▶ _YOUR INSTRUCTIONS_: Transcribe every line exactly. Leave the pictures behind.
>> Begin PROVIDED RECORDS
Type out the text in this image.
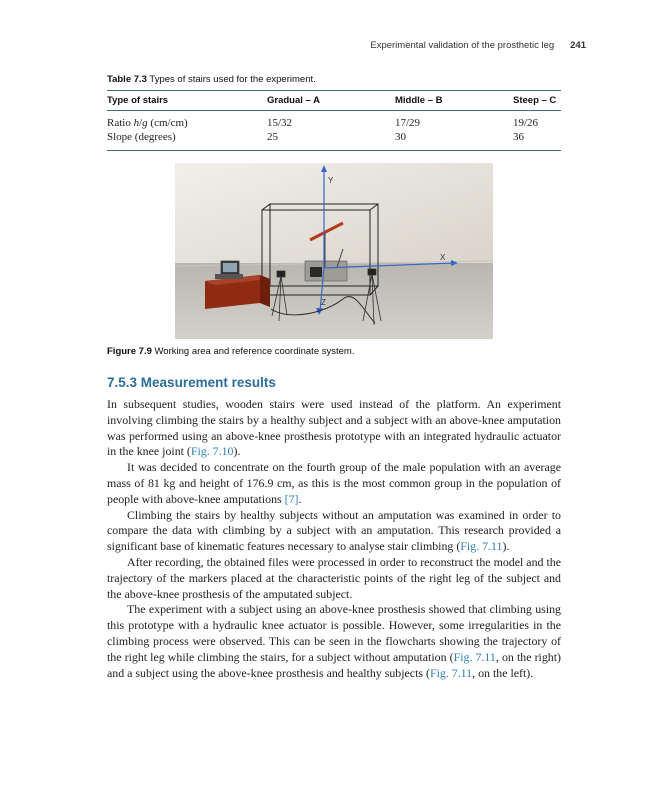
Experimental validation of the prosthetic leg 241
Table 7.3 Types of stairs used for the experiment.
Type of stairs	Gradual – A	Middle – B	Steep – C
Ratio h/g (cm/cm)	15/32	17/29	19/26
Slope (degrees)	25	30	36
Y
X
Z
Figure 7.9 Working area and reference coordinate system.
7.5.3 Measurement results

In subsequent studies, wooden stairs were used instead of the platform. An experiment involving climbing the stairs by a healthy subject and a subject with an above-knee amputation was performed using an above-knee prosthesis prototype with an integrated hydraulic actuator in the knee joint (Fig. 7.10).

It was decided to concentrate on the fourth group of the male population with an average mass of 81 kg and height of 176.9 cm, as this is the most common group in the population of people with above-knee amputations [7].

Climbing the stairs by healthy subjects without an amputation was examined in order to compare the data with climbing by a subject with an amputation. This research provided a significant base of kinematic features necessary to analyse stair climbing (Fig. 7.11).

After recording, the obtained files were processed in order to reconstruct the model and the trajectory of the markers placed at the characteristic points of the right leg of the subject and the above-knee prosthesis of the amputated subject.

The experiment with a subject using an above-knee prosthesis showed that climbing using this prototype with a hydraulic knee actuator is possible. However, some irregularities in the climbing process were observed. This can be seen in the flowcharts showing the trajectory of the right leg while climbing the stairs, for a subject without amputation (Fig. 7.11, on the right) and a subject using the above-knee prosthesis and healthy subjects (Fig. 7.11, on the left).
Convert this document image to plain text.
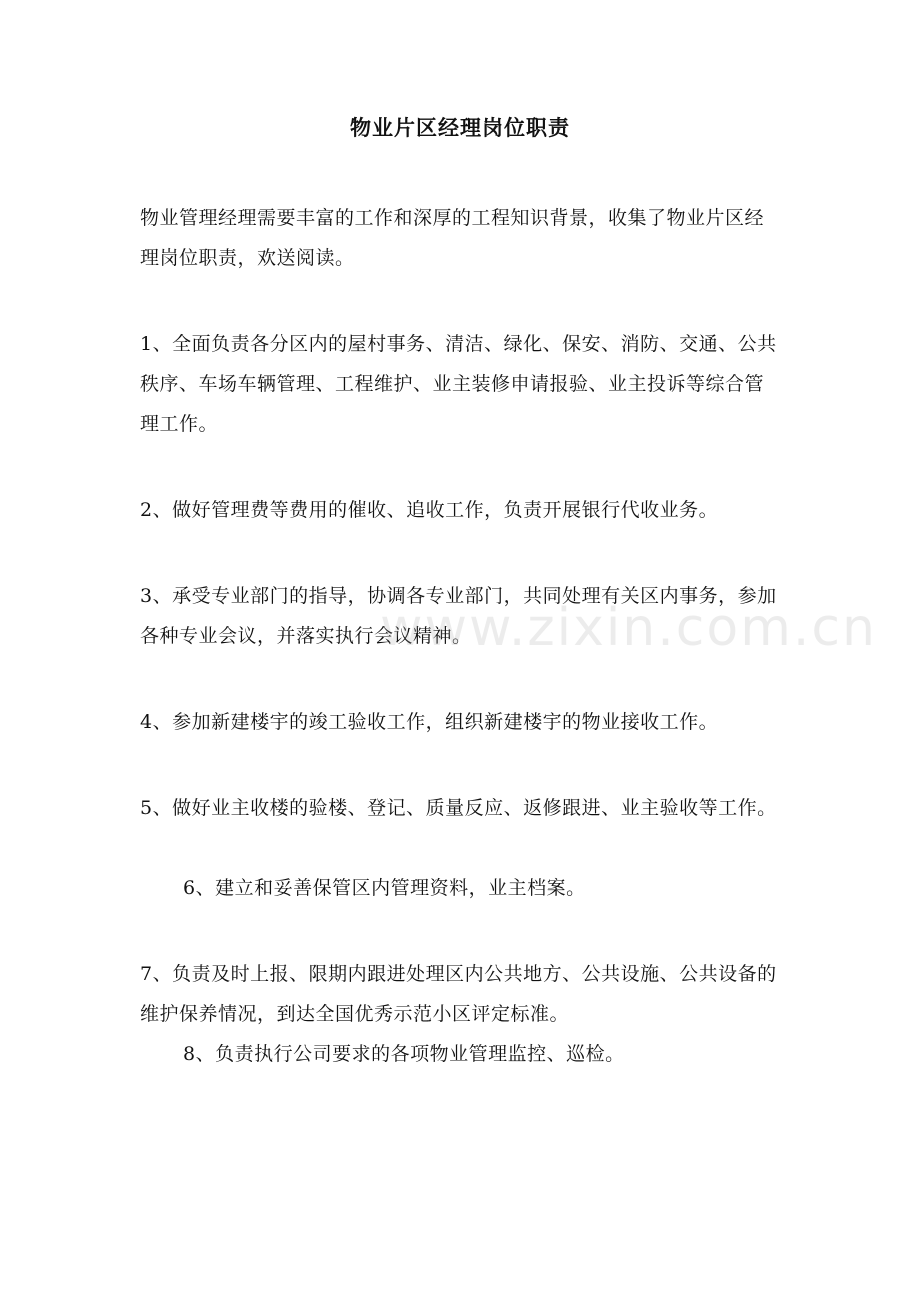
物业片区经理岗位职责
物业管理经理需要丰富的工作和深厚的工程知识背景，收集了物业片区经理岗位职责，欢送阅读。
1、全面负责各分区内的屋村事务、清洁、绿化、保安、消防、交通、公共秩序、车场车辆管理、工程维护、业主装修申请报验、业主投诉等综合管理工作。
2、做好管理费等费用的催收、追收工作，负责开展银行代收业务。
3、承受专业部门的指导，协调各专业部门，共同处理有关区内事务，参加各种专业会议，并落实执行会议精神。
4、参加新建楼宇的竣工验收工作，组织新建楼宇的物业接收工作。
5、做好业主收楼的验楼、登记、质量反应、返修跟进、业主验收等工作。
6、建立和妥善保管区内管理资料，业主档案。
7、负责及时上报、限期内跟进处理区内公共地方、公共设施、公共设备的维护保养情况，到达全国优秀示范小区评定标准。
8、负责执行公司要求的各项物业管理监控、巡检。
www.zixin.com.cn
>> End PROVIDED RECORDS
▶ _SOLUTION FOR THIS EXERCISE_:
Type out the text in this image.
Experimental validation of the prosthetic leg 241
Table 7.3 Types of stairs used for the experiment.
Type of stairs	Gradual – A	Middle – B	Steep – C
Ratio h/g (cm/cm)	15/32	17/29	19/26
Slope (degrees)	25	30	36
Y
X
Z
Figure 7.9 Working area and reference coordinate system.
7.5.3 Measurement results

In subsequent studies, wooden stairs were used instead of the platform. An experiment involving climbing the stairs by a healthy subject and a subject with an above-knee amputation was performed using an above-knee prosthesis prototype with an integrated hydraulic actuator in the knee joint (Fig. 7.10).

It was decided to concentrate on the fourth group of the male population with an average mass of 81 kg and height of 176.9 cm, as this is the most common group in the population of people with above-knee amputations [7].

Climbing the stairs by healthy subjects without an amputation was examined in order to compare the data with climbing by a subject with an amputation. This research provided a significant base of kinematic features necessary to analyse stair climbing (Fig. 7.11).

After recording, the obtained files were processed in order to reconstruct the model and the trajectory of the markers placed at the characteristic points of the right leg of the subject and the above-knee prosthesis of the amputated subject.

The experiment with a subject using an above-knee prosthesis showed that climbing using this prototype with a hydraulic knee actuator is possible. However, some irregularities in the climbing process were observed. This can be seen in the flowcharts showing the trajectory of the right leg while climbing the stairs, for a subject without amputation (Fig. 7.11, on the right) and a subject using the above-knee prosthesis and healthy subjects (Fig. 7.11, on the left).
Convert this document image to plain text.
物业片区经理岗位职责
物业管理经理需要丰富的工作和深厚的工程知识背景，收集了物业片区经理岗位职责，欢送阅读。
1、全面负责各分区内的屋村事务、清洁、绿化、保安、消防、交通、公共秩序、车场车辆管理、工程维护、业主装修申请报验、业主投诉等综合管理工作。
2、做好管理费等费用的催收、追收工作，负责开展银行代收业务。
3、承受专业部门的指导，协调各专业部门，共同处理有关区内事务，参加各种专业会议，并落实执行会议精神。
4、参加新建楼宇的竣工验收工作，组织新建楼宇的物业接收工作。
5、做好业主收楼的验楼、登记、质量反应、返修跟进、业主验收等工作。
6、建立和妥善保管区内管理资料，业主档案。
7、负责及时上报、限期内跟进处理区内公共地方、公共设施、公共设备的维护保养情况，到达全国优秀示范小区评定标准。
8、负责执行公司要求的各项物业管理监控、巡检。
www.zixin.com.cn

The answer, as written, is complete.